## Dataset records
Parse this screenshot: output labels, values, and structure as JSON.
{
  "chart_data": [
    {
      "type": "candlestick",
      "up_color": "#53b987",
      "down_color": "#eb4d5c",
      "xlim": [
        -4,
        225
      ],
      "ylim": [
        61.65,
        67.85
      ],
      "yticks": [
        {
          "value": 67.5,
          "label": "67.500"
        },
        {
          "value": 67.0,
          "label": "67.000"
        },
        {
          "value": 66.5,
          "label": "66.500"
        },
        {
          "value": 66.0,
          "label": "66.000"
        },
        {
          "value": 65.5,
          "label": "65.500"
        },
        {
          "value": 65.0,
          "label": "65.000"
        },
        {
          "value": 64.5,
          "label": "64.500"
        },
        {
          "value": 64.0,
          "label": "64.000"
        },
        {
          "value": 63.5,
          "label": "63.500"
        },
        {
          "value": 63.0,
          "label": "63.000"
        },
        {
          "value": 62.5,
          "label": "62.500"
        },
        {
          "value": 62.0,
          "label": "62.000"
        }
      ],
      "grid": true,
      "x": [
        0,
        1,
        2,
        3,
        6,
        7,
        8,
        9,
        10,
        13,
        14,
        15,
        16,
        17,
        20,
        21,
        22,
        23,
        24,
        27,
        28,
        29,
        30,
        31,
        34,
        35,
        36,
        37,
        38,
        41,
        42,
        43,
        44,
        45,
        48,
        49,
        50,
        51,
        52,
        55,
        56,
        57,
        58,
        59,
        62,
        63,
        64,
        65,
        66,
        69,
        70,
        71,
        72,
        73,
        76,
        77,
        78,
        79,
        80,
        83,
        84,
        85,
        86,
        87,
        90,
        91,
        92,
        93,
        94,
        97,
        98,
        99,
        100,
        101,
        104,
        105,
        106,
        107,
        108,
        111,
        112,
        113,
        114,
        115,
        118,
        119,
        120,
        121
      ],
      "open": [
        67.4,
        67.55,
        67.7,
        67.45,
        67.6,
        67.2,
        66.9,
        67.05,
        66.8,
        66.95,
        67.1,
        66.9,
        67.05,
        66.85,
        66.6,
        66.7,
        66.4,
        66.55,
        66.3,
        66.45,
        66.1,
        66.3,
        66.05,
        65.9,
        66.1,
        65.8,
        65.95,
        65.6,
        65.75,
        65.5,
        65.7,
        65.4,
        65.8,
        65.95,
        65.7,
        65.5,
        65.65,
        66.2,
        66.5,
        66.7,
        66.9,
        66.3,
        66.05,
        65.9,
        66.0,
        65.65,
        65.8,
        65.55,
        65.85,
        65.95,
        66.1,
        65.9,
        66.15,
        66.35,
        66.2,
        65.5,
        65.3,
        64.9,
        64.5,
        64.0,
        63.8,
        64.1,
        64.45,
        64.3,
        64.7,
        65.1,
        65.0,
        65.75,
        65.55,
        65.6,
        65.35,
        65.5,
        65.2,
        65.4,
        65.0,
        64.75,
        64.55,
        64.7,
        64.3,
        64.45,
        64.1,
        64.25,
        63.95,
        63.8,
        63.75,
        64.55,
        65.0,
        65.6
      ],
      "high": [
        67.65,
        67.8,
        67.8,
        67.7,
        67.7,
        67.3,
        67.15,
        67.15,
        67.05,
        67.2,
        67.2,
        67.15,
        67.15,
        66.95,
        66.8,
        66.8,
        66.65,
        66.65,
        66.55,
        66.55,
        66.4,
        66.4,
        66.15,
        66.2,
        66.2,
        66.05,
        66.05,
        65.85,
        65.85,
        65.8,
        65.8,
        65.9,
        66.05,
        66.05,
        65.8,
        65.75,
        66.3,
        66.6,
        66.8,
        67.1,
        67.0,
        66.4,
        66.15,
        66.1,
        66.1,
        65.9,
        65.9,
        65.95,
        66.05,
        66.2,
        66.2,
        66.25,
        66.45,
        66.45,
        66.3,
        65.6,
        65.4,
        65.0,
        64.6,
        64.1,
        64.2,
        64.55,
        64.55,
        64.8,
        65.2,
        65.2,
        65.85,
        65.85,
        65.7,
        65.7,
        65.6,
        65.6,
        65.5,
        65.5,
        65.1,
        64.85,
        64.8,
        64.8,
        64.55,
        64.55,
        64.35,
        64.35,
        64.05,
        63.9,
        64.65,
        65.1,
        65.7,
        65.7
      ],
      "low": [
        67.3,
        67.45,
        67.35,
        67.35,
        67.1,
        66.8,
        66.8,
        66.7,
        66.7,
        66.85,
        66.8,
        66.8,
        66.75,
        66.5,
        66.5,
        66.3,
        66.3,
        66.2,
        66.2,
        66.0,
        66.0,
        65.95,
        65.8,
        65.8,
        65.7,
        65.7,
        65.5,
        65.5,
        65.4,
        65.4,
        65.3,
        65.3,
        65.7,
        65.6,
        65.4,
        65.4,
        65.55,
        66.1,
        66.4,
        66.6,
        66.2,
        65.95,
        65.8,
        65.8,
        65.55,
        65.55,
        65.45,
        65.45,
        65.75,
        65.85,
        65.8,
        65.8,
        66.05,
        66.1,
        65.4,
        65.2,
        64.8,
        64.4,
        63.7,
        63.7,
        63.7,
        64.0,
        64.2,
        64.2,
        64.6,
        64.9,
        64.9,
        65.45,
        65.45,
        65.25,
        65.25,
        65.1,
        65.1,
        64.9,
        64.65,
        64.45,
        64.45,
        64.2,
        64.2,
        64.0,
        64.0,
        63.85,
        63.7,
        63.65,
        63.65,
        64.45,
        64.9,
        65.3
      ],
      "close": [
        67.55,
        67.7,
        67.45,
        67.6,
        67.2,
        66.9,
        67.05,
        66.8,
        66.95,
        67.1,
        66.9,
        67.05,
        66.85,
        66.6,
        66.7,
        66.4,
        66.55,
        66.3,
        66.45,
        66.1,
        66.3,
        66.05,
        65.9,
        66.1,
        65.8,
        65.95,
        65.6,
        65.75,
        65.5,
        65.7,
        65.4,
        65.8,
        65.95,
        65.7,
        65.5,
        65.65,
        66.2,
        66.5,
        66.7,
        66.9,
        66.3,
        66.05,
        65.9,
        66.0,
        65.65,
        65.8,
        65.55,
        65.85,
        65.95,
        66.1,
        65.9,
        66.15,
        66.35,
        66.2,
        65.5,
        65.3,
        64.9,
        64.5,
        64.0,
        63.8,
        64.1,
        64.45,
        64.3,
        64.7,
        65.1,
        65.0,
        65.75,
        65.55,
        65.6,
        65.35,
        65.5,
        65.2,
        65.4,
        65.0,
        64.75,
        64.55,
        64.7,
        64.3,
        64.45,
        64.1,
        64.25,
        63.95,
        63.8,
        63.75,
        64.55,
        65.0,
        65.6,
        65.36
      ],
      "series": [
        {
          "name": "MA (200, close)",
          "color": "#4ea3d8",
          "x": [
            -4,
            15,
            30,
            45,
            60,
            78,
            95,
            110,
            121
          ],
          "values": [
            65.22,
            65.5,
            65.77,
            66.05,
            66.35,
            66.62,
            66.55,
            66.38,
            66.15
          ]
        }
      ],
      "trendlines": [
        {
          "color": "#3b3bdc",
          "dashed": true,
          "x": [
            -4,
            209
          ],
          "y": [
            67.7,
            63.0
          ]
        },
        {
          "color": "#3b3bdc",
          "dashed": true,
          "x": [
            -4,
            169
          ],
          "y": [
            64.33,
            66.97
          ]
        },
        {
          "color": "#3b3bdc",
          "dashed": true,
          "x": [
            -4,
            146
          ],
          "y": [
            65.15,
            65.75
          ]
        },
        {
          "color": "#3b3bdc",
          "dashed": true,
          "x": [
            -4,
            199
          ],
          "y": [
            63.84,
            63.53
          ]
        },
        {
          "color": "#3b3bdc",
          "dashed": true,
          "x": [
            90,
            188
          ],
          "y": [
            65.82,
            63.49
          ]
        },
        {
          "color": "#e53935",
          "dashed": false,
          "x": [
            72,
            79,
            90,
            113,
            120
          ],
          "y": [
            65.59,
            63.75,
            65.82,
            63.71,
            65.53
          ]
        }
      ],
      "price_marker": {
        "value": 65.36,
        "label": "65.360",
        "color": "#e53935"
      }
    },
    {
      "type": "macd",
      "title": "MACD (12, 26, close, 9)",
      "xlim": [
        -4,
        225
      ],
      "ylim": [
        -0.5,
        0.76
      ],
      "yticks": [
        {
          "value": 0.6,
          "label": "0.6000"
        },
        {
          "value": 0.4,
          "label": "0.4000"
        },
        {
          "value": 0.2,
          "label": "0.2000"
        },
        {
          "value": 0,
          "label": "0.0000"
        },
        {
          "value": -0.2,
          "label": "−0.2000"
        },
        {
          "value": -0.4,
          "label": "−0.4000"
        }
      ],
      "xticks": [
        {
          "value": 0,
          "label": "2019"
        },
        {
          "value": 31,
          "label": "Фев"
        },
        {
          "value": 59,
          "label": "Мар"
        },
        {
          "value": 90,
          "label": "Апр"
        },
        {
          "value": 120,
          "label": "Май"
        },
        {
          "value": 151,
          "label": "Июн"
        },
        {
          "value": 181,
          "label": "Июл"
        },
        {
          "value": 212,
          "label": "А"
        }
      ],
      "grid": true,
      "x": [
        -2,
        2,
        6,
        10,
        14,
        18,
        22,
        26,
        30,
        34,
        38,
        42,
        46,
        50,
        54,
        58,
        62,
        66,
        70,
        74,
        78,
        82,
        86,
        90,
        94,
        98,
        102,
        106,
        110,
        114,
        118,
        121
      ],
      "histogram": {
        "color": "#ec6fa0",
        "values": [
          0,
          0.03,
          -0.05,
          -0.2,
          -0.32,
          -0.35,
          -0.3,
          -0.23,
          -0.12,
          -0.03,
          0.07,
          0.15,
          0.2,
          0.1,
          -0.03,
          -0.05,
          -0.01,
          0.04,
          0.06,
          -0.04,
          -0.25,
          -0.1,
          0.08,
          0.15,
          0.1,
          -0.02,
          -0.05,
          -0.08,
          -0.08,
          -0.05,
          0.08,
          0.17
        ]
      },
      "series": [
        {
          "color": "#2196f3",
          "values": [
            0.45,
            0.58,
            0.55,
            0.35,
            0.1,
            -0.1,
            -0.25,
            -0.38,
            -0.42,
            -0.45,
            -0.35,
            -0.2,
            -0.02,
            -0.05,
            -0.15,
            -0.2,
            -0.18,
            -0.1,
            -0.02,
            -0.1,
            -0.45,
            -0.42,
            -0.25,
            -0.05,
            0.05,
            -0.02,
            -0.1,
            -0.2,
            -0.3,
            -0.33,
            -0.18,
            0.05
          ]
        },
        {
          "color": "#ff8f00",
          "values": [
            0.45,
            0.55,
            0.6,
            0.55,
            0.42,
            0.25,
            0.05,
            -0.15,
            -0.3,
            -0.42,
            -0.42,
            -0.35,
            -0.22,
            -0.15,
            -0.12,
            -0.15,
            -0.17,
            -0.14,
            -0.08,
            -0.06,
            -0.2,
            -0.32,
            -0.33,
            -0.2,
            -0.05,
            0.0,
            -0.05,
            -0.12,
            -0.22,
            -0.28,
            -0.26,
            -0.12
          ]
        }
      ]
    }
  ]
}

## The request
Identify each line of the material where the word "close" shows up, and copy it.

## Completed exercise
      "close": [
          "name": "MA (200, close)",
      "title": "MACD (12, 26, close, 9)",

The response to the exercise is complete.